** START OF INFORMATION GIVEN **

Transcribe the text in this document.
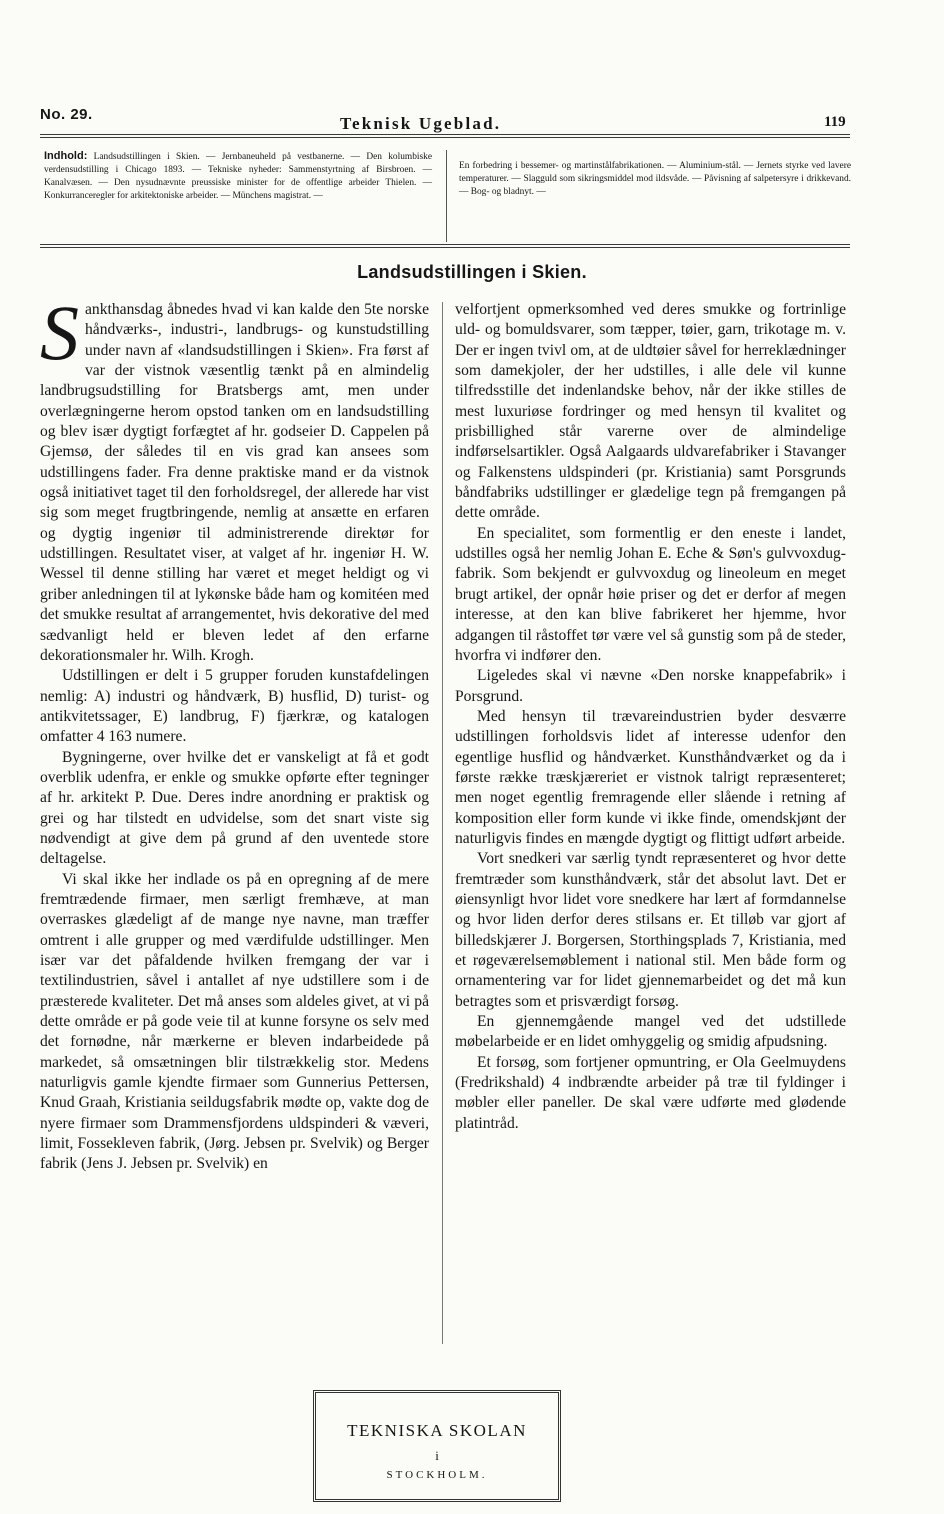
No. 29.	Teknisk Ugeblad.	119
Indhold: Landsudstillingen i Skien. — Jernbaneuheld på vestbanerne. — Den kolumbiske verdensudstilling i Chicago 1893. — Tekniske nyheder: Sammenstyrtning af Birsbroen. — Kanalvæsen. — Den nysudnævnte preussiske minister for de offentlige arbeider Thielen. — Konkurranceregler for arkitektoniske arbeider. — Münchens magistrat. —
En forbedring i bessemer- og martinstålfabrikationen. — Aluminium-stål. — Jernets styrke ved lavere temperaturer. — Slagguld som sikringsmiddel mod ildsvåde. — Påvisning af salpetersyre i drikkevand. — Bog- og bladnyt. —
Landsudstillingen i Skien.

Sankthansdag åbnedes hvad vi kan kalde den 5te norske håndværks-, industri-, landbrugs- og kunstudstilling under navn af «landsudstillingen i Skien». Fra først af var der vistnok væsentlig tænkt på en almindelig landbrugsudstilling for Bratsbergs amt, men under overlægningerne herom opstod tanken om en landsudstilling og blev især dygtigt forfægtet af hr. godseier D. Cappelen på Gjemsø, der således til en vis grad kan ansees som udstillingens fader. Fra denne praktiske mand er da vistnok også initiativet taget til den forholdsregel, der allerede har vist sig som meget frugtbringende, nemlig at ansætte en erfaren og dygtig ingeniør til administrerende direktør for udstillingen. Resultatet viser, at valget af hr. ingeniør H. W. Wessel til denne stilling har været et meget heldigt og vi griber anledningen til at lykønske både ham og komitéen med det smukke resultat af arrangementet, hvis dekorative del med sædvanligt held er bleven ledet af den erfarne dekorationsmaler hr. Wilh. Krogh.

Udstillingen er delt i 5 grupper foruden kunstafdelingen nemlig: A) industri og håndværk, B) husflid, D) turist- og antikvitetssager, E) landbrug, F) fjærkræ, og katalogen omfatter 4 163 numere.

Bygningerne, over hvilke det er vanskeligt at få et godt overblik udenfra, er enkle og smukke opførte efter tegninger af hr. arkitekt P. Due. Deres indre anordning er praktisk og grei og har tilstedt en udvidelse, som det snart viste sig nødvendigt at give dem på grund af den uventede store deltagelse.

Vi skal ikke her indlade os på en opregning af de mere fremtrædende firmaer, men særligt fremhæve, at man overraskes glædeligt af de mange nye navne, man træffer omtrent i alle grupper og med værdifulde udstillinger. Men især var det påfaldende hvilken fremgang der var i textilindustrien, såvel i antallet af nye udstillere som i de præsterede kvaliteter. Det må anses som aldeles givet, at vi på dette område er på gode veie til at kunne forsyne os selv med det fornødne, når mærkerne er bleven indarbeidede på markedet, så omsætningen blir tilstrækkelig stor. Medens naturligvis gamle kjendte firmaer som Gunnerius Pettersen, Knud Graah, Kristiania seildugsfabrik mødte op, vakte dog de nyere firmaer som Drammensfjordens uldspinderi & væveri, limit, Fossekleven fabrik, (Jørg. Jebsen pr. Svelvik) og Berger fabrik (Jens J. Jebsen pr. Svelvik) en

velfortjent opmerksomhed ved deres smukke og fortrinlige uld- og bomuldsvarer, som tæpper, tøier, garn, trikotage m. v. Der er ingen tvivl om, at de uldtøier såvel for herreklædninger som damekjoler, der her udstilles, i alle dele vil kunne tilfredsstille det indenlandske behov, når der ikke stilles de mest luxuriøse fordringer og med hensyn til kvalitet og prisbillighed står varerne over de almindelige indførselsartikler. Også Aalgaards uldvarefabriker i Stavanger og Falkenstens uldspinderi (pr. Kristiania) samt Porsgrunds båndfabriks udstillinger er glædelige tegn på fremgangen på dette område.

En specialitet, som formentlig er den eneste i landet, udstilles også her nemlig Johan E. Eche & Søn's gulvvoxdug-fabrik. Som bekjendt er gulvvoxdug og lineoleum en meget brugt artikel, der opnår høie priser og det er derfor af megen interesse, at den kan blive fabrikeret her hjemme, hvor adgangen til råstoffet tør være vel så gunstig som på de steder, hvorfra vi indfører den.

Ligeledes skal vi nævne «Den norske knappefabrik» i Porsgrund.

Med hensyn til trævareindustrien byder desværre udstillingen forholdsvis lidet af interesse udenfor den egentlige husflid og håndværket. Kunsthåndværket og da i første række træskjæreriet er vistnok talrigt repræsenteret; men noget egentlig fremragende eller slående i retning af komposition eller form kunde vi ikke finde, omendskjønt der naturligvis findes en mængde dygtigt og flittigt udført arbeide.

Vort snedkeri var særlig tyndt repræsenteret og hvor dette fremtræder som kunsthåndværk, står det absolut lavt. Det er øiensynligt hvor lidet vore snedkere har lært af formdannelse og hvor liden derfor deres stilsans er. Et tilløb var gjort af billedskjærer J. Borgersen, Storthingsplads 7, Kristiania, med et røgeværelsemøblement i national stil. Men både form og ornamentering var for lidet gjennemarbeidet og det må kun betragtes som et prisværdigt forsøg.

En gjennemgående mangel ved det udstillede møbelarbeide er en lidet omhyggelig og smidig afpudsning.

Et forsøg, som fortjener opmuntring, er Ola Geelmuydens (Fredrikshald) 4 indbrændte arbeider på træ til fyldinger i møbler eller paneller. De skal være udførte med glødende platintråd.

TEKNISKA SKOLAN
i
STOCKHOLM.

** END OF INFORMATION GIVEN **

:: AIM OF THE EXERCISE ::
Write the lines above out again exactly, without any of their pictures.

:: RESULT ::
Transcribe the text in this document.
No. 29.	Teknisk Ugeblad.	119
Indhold: Landsudstillingen i Skien. — Jernbaneuheld på vestbanerne. — Den kolumbiske verdensudstilling i Chicago 1893. — Tekniske nyheder: Sammenstyrtning af Birsbroen. — Kanalvæsen. — Den nysudnævnte preussiske minister for de offentlige arbeider Thielen. — Konkurranceregler for arkitektoniske arbeider. — Münchens magistrat. —
En forbedring i bessemer- og martinstålfabrikationen. — Aluminium-stål. — Jernets styrke ved lavere temperaturer. — Slagguld som sikringsmiddel mod ildsvåde. — Påvisning af salpetersyre i drikkevand. — Bog- og bladnyt. —
Landsudstillingen i Skien.

Sankthansdag åbnedes hvad vi kan kalde den 5te norske håndværks-, industri-, landbrugs- og kunstudstilling under navn af «landsudstillingen i Skien». Fra først af var der vistnok væsentlig tænkt på en almindelig landbrugsudstilling for Bratsbergs amt, men under overlægningerne herom opstod tanken om en landsudstilling og blev især dygtigt forfægtet af hr. godseier D. Cappelen på Gjemsø, der således til en vis grad kan ansees som udstillingens fader. Fra denne praktiske mand er da vistnok også initiativet taget til den forholdsregel, der allerede har vist sig som meget frugtbringende, nemlig at ansætte en erfaren og dygtig ingeniør til administrerende direktør for udstillingen. Resultatet viser, at valget af hr. ingeniør H. W. Wessel til denne stilling har været et meget heldigt og vi griber anledningen til at lykønske både ham og komitéen med det smukke resultat af arrangementet, hvis dekorative del med sædvanligt held er bleven ledet af den erfarne dekorationsmaler hr. Wilh. Krogh.

Udstillingen er delt i 5 grupper foruden kunstafdelingen nemlig: A) industri og håndværk, B) husflid, D) turist- og antikvitetssager, E) landbrug, F) fjærkræ, og katalogen omfatter 4 163 numere.

Bygningerne, over hvilke det er vanskeligt at få et godt overblik udenfra, er enkle og smukke opførte efter tegninger af hr. arkitekt P. Due. Deres indre anordning er praktisk og grei og har tilstedt en udvidelse, som det snart viste sig nødvendigt at give dem på grund af den uventede store deltagelse.

Vi skal ikke her indlade os på en opregning af de mere fremtrædende firmaer, men særligt fremhæve, at man overraskes glædeligt af de mange nye navne, man træffer omtrent i alle grupper og med værdifulde udstillinger. Men især var det påfaldende hvilken fremgang der var i textilindustrien, såvel i antallet af nye udstillere som i de præsterede kvaliteter. Det må anses som aldeles givet, at vi på dette område er på gode veie til at kunne forsyne os selv med det fornødne, når mærkerne er bleven indarbeidede på markedet, så omsætningen blir tilstrækkelig stor. Medens naturligvis gamle kjendte firmaer som Gunnerius Pettersen, Knud Graah, Kristiania seildugsfabrik mødte op, vakte dog de nyere firmaer som Drammensfjordens uldspinderi & væveri, limit, Fossekleven fabrik, (Jørg. Jebsen pr. Svelvik) og Berger fabrik (Jens J. Jebsen pr. Svelvik) en

velfortjent opmerksomhed ved deres smukke og fortrinlige uld- og bomuldsvarer, som tæpper, tøier, garn, trikotage m. v. Der er ingen tvivl om, at de uldtøier såvel for herreklædninger som damekjoler, der her udstilles, i alle dele vil kunne tilfredsstille det indenlandske behov, når der ikke stilles de mest luxuriøse fordringer og med hensyn til kvalitet og prisbillighed står varerne over de almindelige indførselsartikler. Også Aalgaards uldvarefabriker i Stavanger og Falkenstens uldspinderi (pr. Kristiania) samt Porsgrunds båndfabriks udstillinger er glædelige tegn på fremgangen på dette område.

En specialitet, som formentlig er den eneste i landet, udstilles også her nemlig Johan E. Eche & Søn's gulvvoxdug-fabrik. Som bekjendt er gulvvoxdug og lineoleum en meget brugt artikel, der opnår høie priser og det er derfor af megen interesse, at den kan blive fabrikeret her hjemme, hvor adgangen til råstoffet tør være vel så gunstig som på de steder, hvorfra vi indfører den.

Ligeledes skal vi nævne «Den norske knappefabrik» i Porsgrund.

Med hensyn til trævareindustrien byder desværre udstillingen forholdsvis lidet af interesse udenfor den egentlige husflid og håndværket. Kunsthåndværket og da i første række træskjæreriet er vistnok talrigt repræsenteret; men noget egentlig fremragende eller slående i retning af komposition eller form kunde vi ikke finde, omendskjønt der naturligvis findes en mængde dygtigt og flittigt udført arbeide.

Vort snedkeri var særlig tyndt repræsenteret og hvor dette fremtræder som kunsthåndværk, står det absolut lavt. Det er øiensynligt hvor lidet vore snedkere har lært af formdannelse og hvor liden derfor deres stilsans er. Et tilløb var gjort af billedskjærer J. Borgersen, Storthingsplads 7, Kristiania, med et røgeværelsemøblement i national stil. Men både form og ornamentering var for lidet gjennemarbeidet og det må kun betragtes som et prisværdigt forsøg.

En gjennemgående mangel ved det udstillede møbelarbeide er en lidet omhyggelig og smidig afpudsning.

Et forsøg, som fortjener opmuntring, er Ola Geelmuydens (Fredrikshald) 4 indbrændte arbeider på træ til fyldinger i møbler eller paneller. De skal være udførte med glødende platintråd.

TEKNISKA SKOLAN
i
STOCKHOLM.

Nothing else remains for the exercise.